> _Aim of the exercise_: Render every entry exactly as it appears.

(Entries from a dataset)
──────────
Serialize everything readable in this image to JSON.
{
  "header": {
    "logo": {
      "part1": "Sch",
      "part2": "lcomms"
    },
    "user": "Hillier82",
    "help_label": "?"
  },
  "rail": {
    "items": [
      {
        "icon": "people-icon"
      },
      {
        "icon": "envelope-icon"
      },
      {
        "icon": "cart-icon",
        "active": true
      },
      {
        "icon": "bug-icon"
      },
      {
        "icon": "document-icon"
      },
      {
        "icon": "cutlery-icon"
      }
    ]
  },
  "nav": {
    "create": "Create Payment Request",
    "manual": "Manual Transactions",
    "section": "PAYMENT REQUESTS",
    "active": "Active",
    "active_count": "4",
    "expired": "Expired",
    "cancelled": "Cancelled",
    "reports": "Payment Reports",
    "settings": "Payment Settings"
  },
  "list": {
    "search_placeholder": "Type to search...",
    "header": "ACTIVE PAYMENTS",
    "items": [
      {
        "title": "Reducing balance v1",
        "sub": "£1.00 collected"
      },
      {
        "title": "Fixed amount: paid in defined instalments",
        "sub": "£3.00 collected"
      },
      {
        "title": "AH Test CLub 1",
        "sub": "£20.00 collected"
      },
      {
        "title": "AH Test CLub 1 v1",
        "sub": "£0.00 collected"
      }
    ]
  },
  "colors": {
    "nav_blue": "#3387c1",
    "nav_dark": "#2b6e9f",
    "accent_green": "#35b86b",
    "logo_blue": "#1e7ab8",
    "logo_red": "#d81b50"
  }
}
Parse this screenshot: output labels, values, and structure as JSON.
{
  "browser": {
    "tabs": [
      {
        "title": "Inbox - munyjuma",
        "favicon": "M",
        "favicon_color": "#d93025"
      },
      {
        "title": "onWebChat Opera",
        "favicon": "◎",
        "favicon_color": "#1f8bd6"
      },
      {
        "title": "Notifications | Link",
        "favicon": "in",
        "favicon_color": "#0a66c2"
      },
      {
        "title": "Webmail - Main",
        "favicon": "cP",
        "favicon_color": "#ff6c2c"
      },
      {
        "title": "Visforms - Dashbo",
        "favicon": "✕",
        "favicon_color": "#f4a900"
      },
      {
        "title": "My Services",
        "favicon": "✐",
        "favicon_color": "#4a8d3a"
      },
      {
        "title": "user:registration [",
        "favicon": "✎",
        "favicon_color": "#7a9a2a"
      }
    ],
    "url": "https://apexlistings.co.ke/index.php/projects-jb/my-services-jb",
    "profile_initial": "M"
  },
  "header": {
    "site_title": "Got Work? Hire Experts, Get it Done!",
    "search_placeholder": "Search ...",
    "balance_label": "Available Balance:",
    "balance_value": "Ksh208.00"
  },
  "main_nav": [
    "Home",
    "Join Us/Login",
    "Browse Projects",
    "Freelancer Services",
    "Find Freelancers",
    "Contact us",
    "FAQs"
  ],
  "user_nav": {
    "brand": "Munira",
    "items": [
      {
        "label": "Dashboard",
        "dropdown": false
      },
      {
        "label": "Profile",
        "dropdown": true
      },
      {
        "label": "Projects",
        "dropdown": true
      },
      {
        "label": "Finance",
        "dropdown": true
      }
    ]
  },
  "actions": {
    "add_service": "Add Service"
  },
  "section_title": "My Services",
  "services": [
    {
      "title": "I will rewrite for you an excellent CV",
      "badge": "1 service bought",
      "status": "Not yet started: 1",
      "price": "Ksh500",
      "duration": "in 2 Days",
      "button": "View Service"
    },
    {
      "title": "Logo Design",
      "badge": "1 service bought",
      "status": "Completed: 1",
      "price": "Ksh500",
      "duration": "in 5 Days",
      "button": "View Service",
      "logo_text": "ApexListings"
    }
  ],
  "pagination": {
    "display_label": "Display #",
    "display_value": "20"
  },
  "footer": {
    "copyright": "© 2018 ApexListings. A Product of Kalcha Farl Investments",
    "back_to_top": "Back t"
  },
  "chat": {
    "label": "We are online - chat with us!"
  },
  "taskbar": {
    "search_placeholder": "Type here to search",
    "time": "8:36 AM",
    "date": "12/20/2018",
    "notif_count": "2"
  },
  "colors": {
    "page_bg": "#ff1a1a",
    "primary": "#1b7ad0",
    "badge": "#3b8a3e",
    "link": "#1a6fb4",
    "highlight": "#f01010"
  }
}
──────────
> _Output for this task_:
Serialize everything readable in this image to JSON.
{
  "header": {
    "logo": {
      "part1": "Sch",
      "part2": "lcomms"
    },
    "user": "Hillier82",
    "help_label": "?"
  },
  "rail": {
    "items": [
      {
        "icon": "people-icon"
      },
      {
        "icon": "envelope-icon"
      },
      {
        "icon": "cart-icon",
        "active": true
      },
      {
        "icon": "bug-icon"
      },
      {
        "icon": "document-icon"
      },
      {
        "icon": "cutlery-icon"
      }
    ]
  },
  "nav": {
    "create": "Create Payment Request",
    "manual": "Manual Transactions",
    "section": "PAYMENT REQUESTS",
    "active": "Active",
    "active_count": "4",
    "expired": "Expired",
    "cancelled": "Cancelled",
    "reports": "Payment Reports",
    "settings": "Payment Settings"
  },
  "list": {
    "search_placeholder": "Type to search...",
    "header": "ACTIVE PAYMENTS",
    "items": [
      {
        "title": "Reducing balance v1",
        "sub": "£1.00 collected"
      },
      {
        "title": "Fixed amount: paid in defined instalments",
        "sub": "£3.00 collected"
      },
      {
        "title": "AH Test CLub 1",
        "sub": "£20.00 collected"
      },
      {
        "title": "AH Test CLub 1 v1",
        "sub": "£0.00 collected"
      }
    ]
  },
  "colors": {
    "nav_blue": "#3387c1",
    "nav_dark": "#2b6e9f",
    "accent_green": "#35b86b",
    "logo_blue": "#1e7ab8",
    "logo_red": "#d81b50"
  }
}
Parse this screenshot: output labels, values, and structure as JSON.
{
  "browser": {
    "tabs": [
      {
        "title": "Inbox - munyjuma",
        "favicon": "M",
        "favicon_color": "#d93025"
      },
      {
        "title": "onWebChat Opera",
        "favicon": "◎",
        "favicon_color": "#1f8bd6"
      },
      {
        "title": "Notifications | Link",
        "favicon": "in",
        "favicon_color": "#0a66c2"
      },
      {
        "title": "Webmail - Main",
        "favicon": "cP",
        "favicon_color": "#ff6c2c"
      },
      {
        "title": "Visforms - Dashbo",
        "favicon": "✕",
        "favicon_color": "#f4a900"
      },
      {
        "title": "My Services",
        "favicon": "✐",
        "favicon_color": "#4a8d3a"
      },
      {
        "title": "user:registration [",
        "favicon": "✎",
        "favicon_color": "#7a9a2a"
      }
    ],
    "url": "https://apexlistings.co.ke/index.php/projects-jb/my-services-jb",
    "profile_initial": "M"
  },
  "header": {
    "site_title": "Got Work? Hire Experts, Get it Done!",
    "search_placeholder": "Search ...",
    "balance_label": "Available Balance:",
    "balance_value": "Ksh208.00"
  },
  "main_nav": [
    "Home",
    "Join Us/Login",
    "Browse Projects",
    "Freelancer Services",
    "Find Freelancers",
    "Contact us",
    "FAQs"
  ],
  "user_nav": {
    "brand": "Munira",
    "items": [
      {
        "label": "Dashboard",
        "dropdown": false
      },
      {
        "label": "Profile",
        "dropdown": true
      },
      {
        "label": "Projects",
        "dropdown": true
      },
      {
        "label": "Finance",
        "dropdown": true
      }
    ]
  },
  "actions": {
    "add_service": "Add Service"
  },
  "section_title": "My Services",
  "services": [
    {
      "title": "I will rewrite for you an excellent CV",
      "badge": "1 service bought",
      "status": "Not yet started: 1",
      "price": "Ksh500",
      "duration": "in 2 Days",
      "button": "View Service"
    },
    {
      "title": "Logo Design",
      "badge": "1 service bought",
      "status": "Completed: 1",
      "price": "Ksh500",
      "duration": "in 5 Days",
      "button": "View Service",
      "logo_text": "ApexListings"
    }
  ],
  "pagination": {
    "display_label": "Display #",
    "display_value": "20"
  },
  "footer": {
    "copyright": "© 2018 ApexListings. A Product of Kalcha Farl Investments",
    "back_to_top": "Back t"
  },
  "chat": {
    "label": "We are online - chat with us!"
  },
  "taskbar": {
    "search_placeholder": "Type here to search",
    "time": "8:36 AM",
    "date": "12/20/2018",
    "notif_count": "2"
  },
  "colors": {
    "page_bg": "#ff1a1a",
    "primary": "#1b7ad0",
    "badge": "#3b8a3e",
    "link": "#1a6fb4",
    "highlight": "#f01010"
  }
}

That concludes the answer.